* **Aim of the task**
Output the full listing word for word.

* **Excerpted records**
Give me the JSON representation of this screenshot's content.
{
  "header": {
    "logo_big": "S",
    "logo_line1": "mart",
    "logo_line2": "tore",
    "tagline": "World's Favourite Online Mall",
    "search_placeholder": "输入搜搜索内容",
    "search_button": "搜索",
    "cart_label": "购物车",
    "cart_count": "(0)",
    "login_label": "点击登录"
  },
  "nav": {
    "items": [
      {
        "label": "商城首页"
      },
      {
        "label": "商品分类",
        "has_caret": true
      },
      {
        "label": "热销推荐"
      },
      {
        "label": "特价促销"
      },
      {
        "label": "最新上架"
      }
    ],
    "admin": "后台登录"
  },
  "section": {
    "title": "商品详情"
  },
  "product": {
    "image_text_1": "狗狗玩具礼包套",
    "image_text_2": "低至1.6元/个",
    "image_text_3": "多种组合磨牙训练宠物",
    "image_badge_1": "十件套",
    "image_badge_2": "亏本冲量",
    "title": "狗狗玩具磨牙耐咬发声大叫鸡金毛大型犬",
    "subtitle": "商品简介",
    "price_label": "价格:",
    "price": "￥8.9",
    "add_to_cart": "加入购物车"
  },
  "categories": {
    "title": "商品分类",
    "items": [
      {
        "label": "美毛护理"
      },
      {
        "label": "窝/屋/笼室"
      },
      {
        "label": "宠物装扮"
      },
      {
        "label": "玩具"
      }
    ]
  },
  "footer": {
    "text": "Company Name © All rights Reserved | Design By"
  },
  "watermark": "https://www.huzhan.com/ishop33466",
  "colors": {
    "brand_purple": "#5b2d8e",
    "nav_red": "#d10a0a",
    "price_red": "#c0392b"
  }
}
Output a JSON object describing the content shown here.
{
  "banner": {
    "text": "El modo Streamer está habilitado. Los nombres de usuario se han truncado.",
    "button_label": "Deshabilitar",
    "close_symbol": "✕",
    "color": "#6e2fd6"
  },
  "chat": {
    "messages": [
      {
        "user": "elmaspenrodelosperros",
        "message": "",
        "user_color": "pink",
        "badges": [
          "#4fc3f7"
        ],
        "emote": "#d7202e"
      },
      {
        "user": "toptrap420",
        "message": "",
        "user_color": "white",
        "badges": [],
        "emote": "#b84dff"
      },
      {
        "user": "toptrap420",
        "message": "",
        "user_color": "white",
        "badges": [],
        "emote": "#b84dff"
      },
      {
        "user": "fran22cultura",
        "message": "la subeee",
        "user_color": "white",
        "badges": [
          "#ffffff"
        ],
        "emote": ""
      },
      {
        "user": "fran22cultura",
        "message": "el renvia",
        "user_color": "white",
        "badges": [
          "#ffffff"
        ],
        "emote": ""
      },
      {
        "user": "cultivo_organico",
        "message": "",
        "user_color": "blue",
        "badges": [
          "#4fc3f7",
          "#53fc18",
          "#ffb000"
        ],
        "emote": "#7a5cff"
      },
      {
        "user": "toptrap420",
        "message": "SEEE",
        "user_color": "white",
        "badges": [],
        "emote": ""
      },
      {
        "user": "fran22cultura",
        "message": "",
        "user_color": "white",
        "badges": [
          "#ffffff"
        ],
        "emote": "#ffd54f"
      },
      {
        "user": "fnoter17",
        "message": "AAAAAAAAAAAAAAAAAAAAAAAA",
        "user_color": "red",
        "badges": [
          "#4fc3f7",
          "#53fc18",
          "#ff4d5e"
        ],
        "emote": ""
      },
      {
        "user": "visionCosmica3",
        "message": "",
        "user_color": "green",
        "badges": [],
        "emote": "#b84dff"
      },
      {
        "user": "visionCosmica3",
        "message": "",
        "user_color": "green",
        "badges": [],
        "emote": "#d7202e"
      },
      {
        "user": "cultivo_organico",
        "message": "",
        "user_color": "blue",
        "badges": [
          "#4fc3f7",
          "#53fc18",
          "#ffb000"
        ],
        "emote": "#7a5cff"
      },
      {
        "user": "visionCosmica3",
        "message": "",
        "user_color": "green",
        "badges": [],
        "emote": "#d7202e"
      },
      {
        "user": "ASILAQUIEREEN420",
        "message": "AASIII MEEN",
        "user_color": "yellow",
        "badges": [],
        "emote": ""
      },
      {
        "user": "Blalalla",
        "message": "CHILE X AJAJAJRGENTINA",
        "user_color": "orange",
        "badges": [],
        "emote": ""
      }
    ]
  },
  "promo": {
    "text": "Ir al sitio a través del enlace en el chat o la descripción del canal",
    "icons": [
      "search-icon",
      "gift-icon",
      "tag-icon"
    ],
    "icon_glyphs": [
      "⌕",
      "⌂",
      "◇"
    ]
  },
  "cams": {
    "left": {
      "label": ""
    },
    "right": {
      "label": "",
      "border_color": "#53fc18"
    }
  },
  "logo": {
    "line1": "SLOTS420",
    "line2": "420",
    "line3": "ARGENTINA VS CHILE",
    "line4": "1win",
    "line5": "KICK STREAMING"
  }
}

* **Written solution**
Give me the JSON representation of this screenshot's content.
{
  "header": {
    "logo_big": "S",
    "logo_line1": "mart",
    "logo_line2": "tore",
    "tagline": "World's Favourite Online Mall",
    "search_placeholder": "输入搜搜索内容",
    "search_button": "搜索",
    "cart_label": "购物车",
    "cart_count": "(0)",
    "login_label": "点击登录"
  },
  "nav": {
    "items": [
      {
        "label": "商城首页"
      },
      {
        "label": "商品分类",
        "has_caret": true
      },
      {
        "label": "热销推荐"
      },
      {
        "label": "特价促销"
      },
      {
        "label": "最新上架"
      }
    ],
    "admin": "后台登录"
  },
  "section": {
    "title": "商品详情"
  },
  "product": {
    "image_text_1": "狗狗玩具礼包套",
    "image_text_2": "低至1.6元/个",
    "image_text_3": "多种组合磨牙训练宠物",
    "image_badge_1": "十件套",
    "image_badge_2": "亏本冲量",
    "title": "狗狗玩具磨牙耐咬发声大叫鸡金毛大型犬",
    "subtitle": "商品简介",
    "price_label": "价格:",
    "price": "￥8.9",
    "add_to_cart": "加入购物车"
  },
  "categories": {
    "title": "商品分类",
    "items": [
      {
        "label": "美毛护理"
      },
      {
        "label": "窝/屋/笼室"
      },
      {
        "label": "宠物装扮"
      },
      {
        "label": "玩具"
      }
    ]
  },
  "footer": {
    "text": "Company Name © All rights Reserved | Design By"
  },
  "watermark": "https://www.huzhan.com/ishop33466",
  "colors": {
    "brand_purple": "#5b2d8e",
    "nav_red": "#d10a0a",
    "price_red": "#c0392b"
  }
}
Output a JSON object describing the content shown here.
{
  "banner": {
    "text": "El modo Streamer está habilitado. Los nombres de usuario se han truncado.",
    "button_label": "Deshabilitar",
    "close_symbol": "✕",
    "color": "#6e2fd6"
  },
  "chat": {
    "messages": [
      {
        "user": "elmaspenrodelosperros",
        "message": "",
        "user_color": "pink",
        "badges": [
          "#4fc3f7"
        ],
        "emote": "#d7202e"
      },
      {
        "user": "toptrap420",
        "message": "",
        "user_color": "white",
        "badges": [],
        "emote": "#b84dff"
      },
      {
        "user": "toptrap420",
        "message": "",
        "user_color": "white",
        "badges": [],
        "emote": "#b84dff"
      },
      {
        "user": "fran22cultura",
        "message": "la subeee",
        "user_color": "white",
        "badges": [
          "#ffffff"
        ],
        "emote": ""
      },
      {
        "user": "fran22cultura",
        "message": "el renvia",
        "user_color": "white",
        "badges": [
          "#ffffff"
        ],
        "emote": ""
      },
      {
        "user": "cultivo_organico",
        "message": "",
        "user_color": "blue",
        "badges": [
          "#4fc3f7",
          "#53fc18",
          "#ffb000"
        ],
        "emote": "#7a5cff"
      },
      {
        "user": "toptrap420",
        "message": "SEEE",
        "user_color": "white",
        "badges": [],
        "emote": ""
      },
      {
        "user": "fran22cultura",
        "message": "",
        "user_color": "white",
        "badges": [
          "#ffffff"
        ],
        "emote": "#ffd54f"
      },
      {
        "user": "fnoter17",
        "message": "AAAAAAAAAAAAAAAAAAAAAAAA",
        "user_color": "red",
        "badges": [
          "#4fc3f7",
          "#53fc18",
          "#ff4d5e"
        ],
        "emote": ""
      },
      {
        "user": "visionCosmica3",
        "message": "",
        "user_color": "green",
        "badges": [],
        "emote": "#b84dff"
      },
      {
        "user": "visionCosmica3",
        "message": "",
        "user_color": "green",
        "badges": [],
        "emote": "#d7202e"
      },
      {
        "user": "cultivo_organico",
        "message": "",
        "user_color": "blue",
        "badges": [
          "#4fc3f7",
          "#53fc18",
          "#ffb000"
        ],
        "emote": "#7a5cff"
      },
      {
        "user": "visionCosmica3",
        "message": "",
        "user_color": "green",
        "badges": [],
        "emote": "#d7202e"
      },
      {
        "user": "ASILAQUIEREEN420",
        "message": "AASIII MEEN",
        "user_color": "yellow",
        "badges": [],
        "emote": ""
      },
      {
        "user": "Blalalla",
        "message": "CHILE X AJAJAJRGENTINA",
        "user_color": "orange",
        "badges": [],
        "emote": ""
      }
    ]
  },
  "promo": {
    "text": "Ir al sitio a través del enlace en el chat o la descripción del canal",
    "icons": [
      "search-icon",
      "gift-icon",
      "tag-icon"
    ],
    "icon_glyphs": [
      "⌕",
      "⌂",
      "◇"
    ]
  },
  "cams": {
    "left": {
      "label": ""
    },
    "right": {
      "label": "",
      "border_color": "#53fc18"
    }
  },
  "logo": {
    "line1": "SLOTS420",
    "line2": "420",
    "line3": "ARGENTINA VS CHILE",
    "line4": "1win",
    "line5": "KICK STREAMING"
  }
}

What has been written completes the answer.